## TASK DESCRIPTION
Determine how many lines carry the word "content". Output that number only.

## MATERIAL SHOWN
┌──

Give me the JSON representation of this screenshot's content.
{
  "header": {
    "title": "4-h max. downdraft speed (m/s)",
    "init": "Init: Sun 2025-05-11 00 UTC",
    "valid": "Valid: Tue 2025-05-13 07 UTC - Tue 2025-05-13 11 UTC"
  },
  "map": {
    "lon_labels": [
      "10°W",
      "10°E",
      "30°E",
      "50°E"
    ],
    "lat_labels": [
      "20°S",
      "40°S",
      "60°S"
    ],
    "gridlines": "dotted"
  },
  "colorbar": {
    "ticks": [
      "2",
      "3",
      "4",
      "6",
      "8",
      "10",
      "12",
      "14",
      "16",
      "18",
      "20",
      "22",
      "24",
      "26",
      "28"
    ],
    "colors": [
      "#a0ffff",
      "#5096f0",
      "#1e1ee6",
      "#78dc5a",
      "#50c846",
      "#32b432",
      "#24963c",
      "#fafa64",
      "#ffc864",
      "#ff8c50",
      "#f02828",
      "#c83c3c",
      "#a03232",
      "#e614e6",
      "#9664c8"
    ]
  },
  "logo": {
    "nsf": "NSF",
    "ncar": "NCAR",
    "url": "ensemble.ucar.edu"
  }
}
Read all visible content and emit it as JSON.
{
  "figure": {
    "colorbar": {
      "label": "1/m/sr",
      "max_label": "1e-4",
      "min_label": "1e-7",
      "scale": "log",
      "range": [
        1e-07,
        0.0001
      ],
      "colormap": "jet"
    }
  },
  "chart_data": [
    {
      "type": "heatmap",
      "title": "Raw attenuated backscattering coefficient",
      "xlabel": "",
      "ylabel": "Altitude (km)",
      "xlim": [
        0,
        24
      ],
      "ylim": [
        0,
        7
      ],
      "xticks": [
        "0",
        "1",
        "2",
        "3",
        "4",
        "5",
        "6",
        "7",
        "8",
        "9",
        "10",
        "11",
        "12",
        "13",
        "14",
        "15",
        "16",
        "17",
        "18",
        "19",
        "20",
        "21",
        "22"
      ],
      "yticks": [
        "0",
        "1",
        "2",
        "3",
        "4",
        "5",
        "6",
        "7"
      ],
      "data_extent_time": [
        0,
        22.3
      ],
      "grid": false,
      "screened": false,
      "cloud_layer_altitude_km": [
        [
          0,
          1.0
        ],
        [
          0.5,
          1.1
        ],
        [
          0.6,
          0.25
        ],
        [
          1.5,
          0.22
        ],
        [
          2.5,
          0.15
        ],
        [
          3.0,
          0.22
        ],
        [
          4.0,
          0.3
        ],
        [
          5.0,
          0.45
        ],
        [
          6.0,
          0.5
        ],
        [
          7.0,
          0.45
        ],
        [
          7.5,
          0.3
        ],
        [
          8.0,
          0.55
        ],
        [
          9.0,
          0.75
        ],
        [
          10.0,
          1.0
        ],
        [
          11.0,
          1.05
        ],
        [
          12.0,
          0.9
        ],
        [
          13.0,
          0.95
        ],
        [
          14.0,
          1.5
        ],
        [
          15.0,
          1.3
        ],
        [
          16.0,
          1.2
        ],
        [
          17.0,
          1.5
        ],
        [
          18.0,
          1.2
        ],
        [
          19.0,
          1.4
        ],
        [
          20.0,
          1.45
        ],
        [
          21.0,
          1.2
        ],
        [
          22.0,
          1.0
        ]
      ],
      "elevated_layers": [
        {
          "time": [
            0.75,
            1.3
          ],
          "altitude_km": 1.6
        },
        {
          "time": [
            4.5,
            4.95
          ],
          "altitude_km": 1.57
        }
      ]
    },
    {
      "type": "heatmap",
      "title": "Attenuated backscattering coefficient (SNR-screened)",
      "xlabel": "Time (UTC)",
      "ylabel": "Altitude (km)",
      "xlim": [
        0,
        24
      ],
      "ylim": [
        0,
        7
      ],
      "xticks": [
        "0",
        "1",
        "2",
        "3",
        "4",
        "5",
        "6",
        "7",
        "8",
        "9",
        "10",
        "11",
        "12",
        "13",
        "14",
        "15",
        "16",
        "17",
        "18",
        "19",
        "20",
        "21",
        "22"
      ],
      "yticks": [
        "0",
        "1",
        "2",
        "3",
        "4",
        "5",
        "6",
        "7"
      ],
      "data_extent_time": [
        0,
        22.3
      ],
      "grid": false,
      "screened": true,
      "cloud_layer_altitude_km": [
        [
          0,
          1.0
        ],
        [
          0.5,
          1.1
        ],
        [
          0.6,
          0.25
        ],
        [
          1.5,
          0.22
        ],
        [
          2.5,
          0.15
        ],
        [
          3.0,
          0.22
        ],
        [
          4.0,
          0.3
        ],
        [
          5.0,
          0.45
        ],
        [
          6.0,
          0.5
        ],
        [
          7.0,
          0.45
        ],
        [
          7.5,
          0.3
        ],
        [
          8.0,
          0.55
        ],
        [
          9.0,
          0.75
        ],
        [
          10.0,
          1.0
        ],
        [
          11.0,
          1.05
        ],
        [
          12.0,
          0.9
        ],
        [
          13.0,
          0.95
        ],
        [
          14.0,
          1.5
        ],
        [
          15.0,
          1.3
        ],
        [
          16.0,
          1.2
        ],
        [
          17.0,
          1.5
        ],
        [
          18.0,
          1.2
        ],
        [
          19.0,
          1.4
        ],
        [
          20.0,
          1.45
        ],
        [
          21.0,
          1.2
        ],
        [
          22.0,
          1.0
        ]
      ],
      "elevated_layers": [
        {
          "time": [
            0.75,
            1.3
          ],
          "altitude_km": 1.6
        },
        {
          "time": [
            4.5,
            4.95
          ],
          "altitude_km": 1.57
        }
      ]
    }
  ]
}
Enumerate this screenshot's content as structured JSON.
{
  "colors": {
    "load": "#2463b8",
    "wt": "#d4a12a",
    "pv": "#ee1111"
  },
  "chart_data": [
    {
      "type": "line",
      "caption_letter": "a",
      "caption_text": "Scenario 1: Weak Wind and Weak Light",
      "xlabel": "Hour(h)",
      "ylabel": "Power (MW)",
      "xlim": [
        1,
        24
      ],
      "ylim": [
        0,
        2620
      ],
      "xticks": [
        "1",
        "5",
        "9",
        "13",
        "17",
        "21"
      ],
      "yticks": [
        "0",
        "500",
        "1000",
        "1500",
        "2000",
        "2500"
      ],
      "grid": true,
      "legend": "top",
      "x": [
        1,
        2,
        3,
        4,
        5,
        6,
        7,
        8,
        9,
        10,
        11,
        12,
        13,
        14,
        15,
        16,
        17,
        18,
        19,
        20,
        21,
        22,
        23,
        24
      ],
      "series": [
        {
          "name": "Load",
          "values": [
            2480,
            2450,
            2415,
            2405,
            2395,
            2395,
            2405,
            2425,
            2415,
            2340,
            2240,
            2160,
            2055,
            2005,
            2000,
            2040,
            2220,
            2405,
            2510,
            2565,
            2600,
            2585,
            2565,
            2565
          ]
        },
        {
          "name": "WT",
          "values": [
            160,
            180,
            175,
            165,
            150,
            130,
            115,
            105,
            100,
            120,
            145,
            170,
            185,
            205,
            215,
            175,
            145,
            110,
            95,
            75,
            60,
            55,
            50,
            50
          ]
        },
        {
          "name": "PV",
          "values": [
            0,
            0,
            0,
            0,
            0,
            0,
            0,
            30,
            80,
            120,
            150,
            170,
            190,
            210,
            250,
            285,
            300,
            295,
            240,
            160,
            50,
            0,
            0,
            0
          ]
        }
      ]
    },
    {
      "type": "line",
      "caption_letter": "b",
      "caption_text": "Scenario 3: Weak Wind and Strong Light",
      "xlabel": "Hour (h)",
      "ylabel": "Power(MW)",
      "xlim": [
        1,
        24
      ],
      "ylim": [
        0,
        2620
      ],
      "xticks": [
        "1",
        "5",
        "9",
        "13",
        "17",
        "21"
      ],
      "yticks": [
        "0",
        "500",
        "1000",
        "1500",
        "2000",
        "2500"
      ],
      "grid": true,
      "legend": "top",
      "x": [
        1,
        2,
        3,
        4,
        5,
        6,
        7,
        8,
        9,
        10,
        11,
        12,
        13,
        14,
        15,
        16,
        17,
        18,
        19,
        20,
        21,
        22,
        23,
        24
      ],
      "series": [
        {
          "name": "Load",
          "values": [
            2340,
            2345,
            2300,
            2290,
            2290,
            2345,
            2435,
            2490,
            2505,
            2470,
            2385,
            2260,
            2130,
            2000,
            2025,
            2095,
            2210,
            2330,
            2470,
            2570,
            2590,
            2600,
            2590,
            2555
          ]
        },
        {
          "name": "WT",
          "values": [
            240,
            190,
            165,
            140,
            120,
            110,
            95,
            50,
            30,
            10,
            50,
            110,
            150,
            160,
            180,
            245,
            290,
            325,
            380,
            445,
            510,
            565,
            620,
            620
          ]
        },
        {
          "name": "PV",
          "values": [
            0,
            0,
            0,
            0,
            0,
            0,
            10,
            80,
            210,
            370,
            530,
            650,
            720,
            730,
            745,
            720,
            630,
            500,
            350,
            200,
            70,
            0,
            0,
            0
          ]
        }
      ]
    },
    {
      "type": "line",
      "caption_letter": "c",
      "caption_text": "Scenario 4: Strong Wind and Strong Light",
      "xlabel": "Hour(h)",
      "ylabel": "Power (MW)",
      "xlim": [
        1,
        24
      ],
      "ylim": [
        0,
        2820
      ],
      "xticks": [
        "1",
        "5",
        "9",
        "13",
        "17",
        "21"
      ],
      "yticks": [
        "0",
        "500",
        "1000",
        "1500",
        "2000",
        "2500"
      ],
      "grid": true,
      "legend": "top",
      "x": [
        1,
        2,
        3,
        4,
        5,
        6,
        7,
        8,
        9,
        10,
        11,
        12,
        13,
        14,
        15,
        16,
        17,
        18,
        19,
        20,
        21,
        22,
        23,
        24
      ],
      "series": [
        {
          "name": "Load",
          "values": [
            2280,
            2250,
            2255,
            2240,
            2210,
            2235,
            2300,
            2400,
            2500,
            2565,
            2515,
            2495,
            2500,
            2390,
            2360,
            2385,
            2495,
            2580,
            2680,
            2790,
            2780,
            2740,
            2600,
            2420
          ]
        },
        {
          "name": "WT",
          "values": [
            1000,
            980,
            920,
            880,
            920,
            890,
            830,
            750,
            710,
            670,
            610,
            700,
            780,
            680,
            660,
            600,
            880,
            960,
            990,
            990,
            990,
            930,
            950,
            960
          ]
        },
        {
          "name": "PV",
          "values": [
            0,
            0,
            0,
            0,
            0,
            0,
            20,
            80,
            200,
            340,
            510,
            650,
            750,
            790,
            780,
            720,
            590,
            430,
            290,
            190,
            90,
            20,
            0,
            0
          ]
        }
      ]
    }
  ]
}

└──

## OUTPUT FOR THIS TASK
3